Start of RECORDS TO PROCESS
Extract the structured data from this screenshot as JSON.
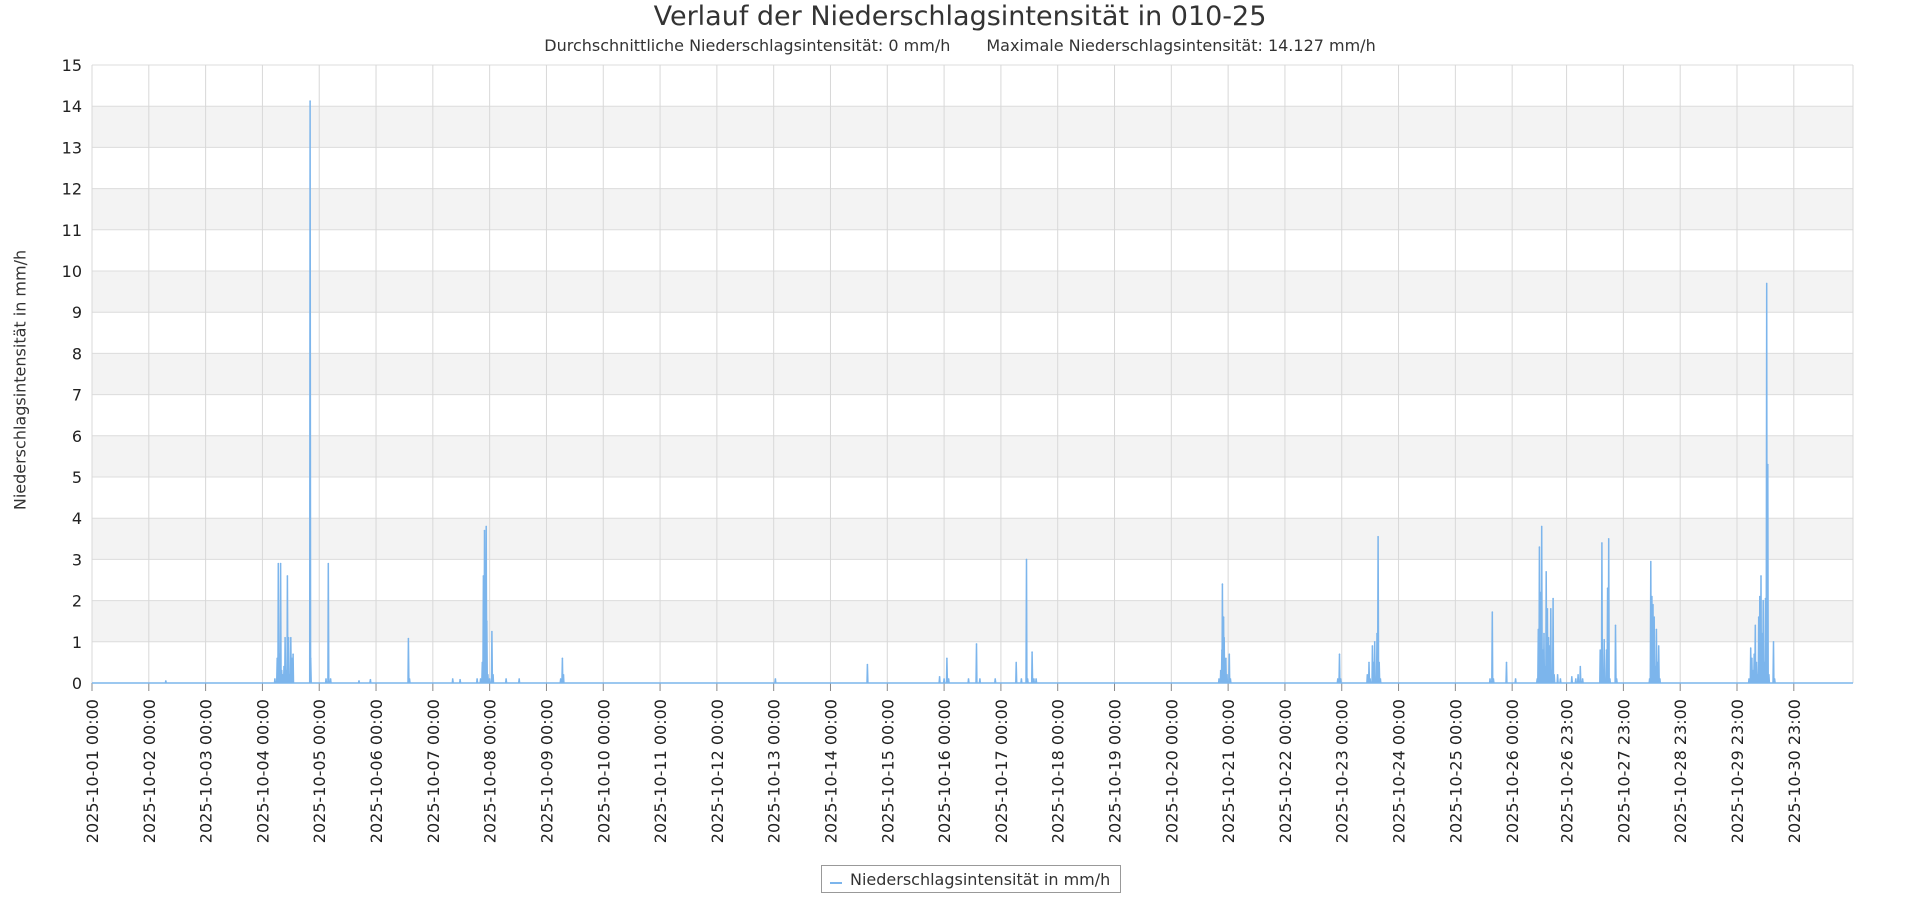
{
  "chart_data": {
    "type": "line",
    "title": "Verlauf der Niederschlagsintensität in 010-25",
    "subtitle_left": "Durchschnittliche Niederschlagsintensität: 0 mm/h",
    "subtitle_right": "Maximale Niederschlagsintensität: 14.127 mm/h",
    "ylabel": "Niederschlagsintensität in mm/h",
    "ylim": [
      0,
      15
    ],
    "ytick_step": 1,
    "xlim_days": [
      1,
      32
    ],
    "x_ticks": [
      {
        "label": "2025-10-01 00:00",
        "day": 1.0
      },
      {
        "label": "2025-10-02 00:00",
        "day": 2.0
      },
      {
        "label": "2025-10-03 00:00",
        "day": 3.0
      },
      {
        "label": "2025-10-04 00:00",
        "day": 4.0
      },
      {
        "label": "2025-10-05 00:00",
        "day": 5.0
      },
      {
        "label": "2025-10-06 00:00",
        "day": 6.0
      },
      {
        "label": "2025-10-07 00:00",
        "day": 7.0
      },
      {
        "label": "2025-10-08 00:00",
        "day": 8.0
      },
      {
        "label": "2025-10-09 00:00",
        "day": 9.0
      },
      {
        "label": "2025-10-10 00:00",
        "day": 10.0
      },
      {
        "label": "2025-10-11 00:00",
        "day": 11.0
      },
      {
        "label": "2025-10-12 00:00",
        "day": 12.0
      },
      {
        "label": "2025-10-13 00:00",
        "day": 13.0
      },
      {
        "label": "2025-10-14 00:00",
        "day": 14.0
      },
      {
        "label": "2025-10-15 00:00",
        "day": 15.0
      },
      {
        "label": "2025-10-16 00:00",
        "day": 16.0
      },
      {
        "label": "2025-10-17 00:00",
        "day": 17.0
      },
      {
        "label": "2025-10-18 00:00",
        "day": 18.0
      },
      {
        "label": "2025-10-19 00:00",
        "day": 19.0
      },
      {
        "label": "2025-10-20 00:00",
        "day": 20.0
      },
      {
        "label": "2025-10-21 00:00",
        "day": 21.0
      },
      {
        "label": "2025-10-22 00:00",
        "day": 22.0
      },
      {
        "label": "2025-10-23 00:00",
        "day": 23.0
      },
      {
        "label": "2025-10-24 00:00",
        "day": 24.0
      },
      {
        "label": "2025-10-25 00:00",
        "day": 25.0
      },
      {
        "label": "2025-10-26 00:00",
        "day": 26.0
      },
      {
        "label": "2025-10-26 23:00",
        "day": 26.958
      },
      {
        "label": "2025-10-27 23:00",
        "day": 27.958
      },
      {
        "label": "2025-10-28 23:00",
        "day": 28.958
      },
      {
        "label": "2025-10-29 23:00",
        "day": 29.958
      },
      {
        "label": "2025-10-30 23:00",
        "day": 30.958
      }
    ],
    "grid": true,
    "legend_position": "bottom-center",
    "series": [
      {
        "name": "Niederschlagsintensität in mm/h",
        "color": "#7cb5ec",
        "x_unit": "day of October 2025",
        "points": [
          [
            2.3,
            0.05
          ],
          [
            4.22,
            0.1
          ],
          [
            4.26,
            0.6
          ],
          [
            4.28,
            2.9
          ],
          [
            4.3,
            0.7
          ],
          [
            4.32,
            2.9
          ],
          [
            4.34,
            0.3
          ],
          [
            4.36,
            0.2
          ],
          [
            4.38,
            0.4
          ],
          [
            4.4,
            1.1
          ],
          [
            4.42,
            0.3
          ],
          [
            4.44,
            2.6
          ],
          [
            4.46,
            1.1
          ],
          [
            4.48,
            0.2
          ],
          [
            4.5,
            1.1
          ],
          [
            4.52,
            0.6
          ],
          [
            4.54,
            0.7
          ],
          [
            4.84,
            14.127
          ],
          [
            4.85,
            0.6
          ],
          [
            5.12,
            0.1
          ],
          [
            5.16,
            2.9
          ],
          [
            5.2,
            0.1
          ],
          [
            5.7,
            0.05
          ],
          [
            5.9,
            0.08
          ],
          [
            6.57,
            1.08
          ],
          [
            6.59,
            0.1
          ],
          [
            7.35,
            0.1
          ],
          [
            7.48,
            0.08
          ],
          [
            7.78,
            0.1
          ],
          [
            7.84,
            0.1
          ],
          [
            7.87,
            0.5
          ],
          [
            7.89,
            2.6
          ],
          [
            7.91,
            3.7
          ],
          [
            7.92,
            0.5
          ],
          [
            7.94,
            3.8
          ],
          [
            7.95,
            1.5
          ],
          [
            7.97,
            0.2
          ],
          [
            8.0,
            0.1
          ],
          [
            8.04,
            1.25
          ],
          [
            8.06,
            0.2
          ],
          [
            8.29,
            0.1
          ],
          [
            8.52,
            0.1
          ],
          [
            9.25,
            0.1
          ],
          [
            9.28,
            0.6
          ],
          [
            9.3,
            0.2
          ],
          [
            13.03,
            0.1
          ],
          [
            14.65,
            0.45
          ],
          [
            15.92,
            0.15
          ],
          [
            16.0,
            0.1
          ],
          [
            16.05,
            0.6
          ],
          [
            16.08,
            0.1
          ],
          [
            16.43,
            0.1
          ],
          [
            16.57,
            0.95
          ],
          [
            16.63,
            0.1
          ],
          [
            16.9,
            0.1
          ],
          [
            17.27,
            0.5
          ],
          [
            17.36,
            0.1
          ],
          [
            17.45,
            3.0
          ],
          [
            17.47,
            0.1
          ],
          [
            17.55,
            0.75
          ],
          [
            17.58,
            0.1
          ],
          [
            17.62,
            0.1
          ],
          [
            20.84,
            0.1
          ],
          [
            20.87,
            0.3
          ],
          [
            20.89,
            0.8
          ],
          [
            20.9,
            2.4
          ],
          [
            20.92,
            1.6
          ],
          [
            20.93,
            1.1
          ],
          [
            20.94,
            0.5
          ],
          [
            20.96,
            0.6
          ],
          [
            20.98,
            0.2
          ],
          [
            21.02,
            0.7
          ],
          [
            21.04,
            0.1
          ],
          [
            22.93,
            0.1
          ],
          [
            22.96,
            0.7
          ],
          [
            22.98,
            0.1
          ],
          [
            23.45,
            0.2
          ],
          [
            23.48,
            0.5
          ],
          [
            23.5,
            0.1
          ],
          [
            23.54,
            0.9
          ],
          [
            23.56,
            0.5
          ],
          [
            23.58,
            1.0
          ],
          [
            23.6,
            0.1
          ],
          [
            23.62,
            1.2
          ],
          [
            23.64,
            3.55
          ],
          [
            23.66,
            0.5
          ],
          [
            23.68,
            0.1
          ],
          [
            25.61,
            0.1
          ],
          [
            25.65,
            1.72
          ],
          [
            25.67,
            0.1
          ],
          [
            25.9,
            0.5
          ],
          [
            26.06,
            0.1
          ],
          [
            26.44,
            0.1
          ],
          [
            26.46,
            1.3
          ],
          [
            26.48,
            3.3
          ],
          [
            26.5,
            2.2
          ],
          [
            26.52,
            3.8
          ],
          [
            26.54,
            0.8
          ],
          [
            26.56,
            1.2
          ],
          [
            26.58,
            0.4
          ],
          [
            26.6,
            2.7
          ],
          [
            26.62,
            1.8
          ],
          [
            26.64,
            1.1
          ],
          [
            26.66,
            0.9
          ],
          [
            26.68,
            1.8
          ],
          [
            26.7,
            0.3
          ],
          [
            26.72,
            2.05
          ],
          [
            26.74,
            0.2
          ],
          [
            26.8,
            0.2
          ],
          [
            26.85,
            0.1
          ],
          [
            27.05,
            0.15
          ],
          [
            27.12,
            0.1
          ],
          [
            27.16,
            0.2
          ],
          [
            27.2,
            0.4
          ],
          [
            27.24,
            0.1
          ],
          [
            27.55,
            0.8
          ],
          [
            27.58,
            3.4
          ],
          [
            27.62,
            1.05
          ],
          [
            27.66,
            0.8
          ],
          [
            27.68,
            2.3
          ],
          [
            27.7,
            3.5
          ],
          [
            27.72,
            0.1
          ],
          [
            27.82,
            1.4
          ],
          [
            27.84,
            0.1
          ],
          [
            28.42,
            0.1
          ],
          [
            28.44,
            2.95
          ],
          [
            28.46,
            2.1
          ],
          [
            28.48,
            1.9
          ],
          [
            28.5,
            1.6
          ],
          [
            28.52,
            0.4
          ],
          [
            28.54,
            1.3
          ],
          [
            28.56,
            0.5
          ],
          [
            28.58,
            0.9
          ],
          [
            28.6,
            0.1
          ],
          [
            30.17,
            0.1
          ],
          [
            30.2,
            0.85
          ],
          [
            30.22,
            0.6
          ],
          [
            30.24,
            0.3
          ],
          [
            30.26,
            0.7
          ],
          [
            30.28,
            1.4
          ],
          [
            30.3,
            0.5
          ],
          [
            30.32,
            0.2
          ],
          [
            30.34,
            1.6
          ],
          [
            30.36,
            2.1
          ],
          [
            30.38,
            2.6
          ],
          [
            30.4,
            1.2
          ],
          [
            30.42,
            2.0
          ],
          [
            30.44,
            0.5
          ],
          [
            30.46,
            2.05
          ],
          [
            30.48,
            9.7
          ],
          [
            30.5,
            5.3
          ],
          [
            30.52,
            0.2
          ],
          [
            30.6,
            1.0
          ],
          [
            30.62,
            0.1
          ]
        ]
      }
    ]
  }
}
End of RECORDS TO PROCESS
Check each line of these records for the string "Niederschlagsintensität" and state only how many lines have it.

▶ _ANSWER TO THE PROBLEM_:
5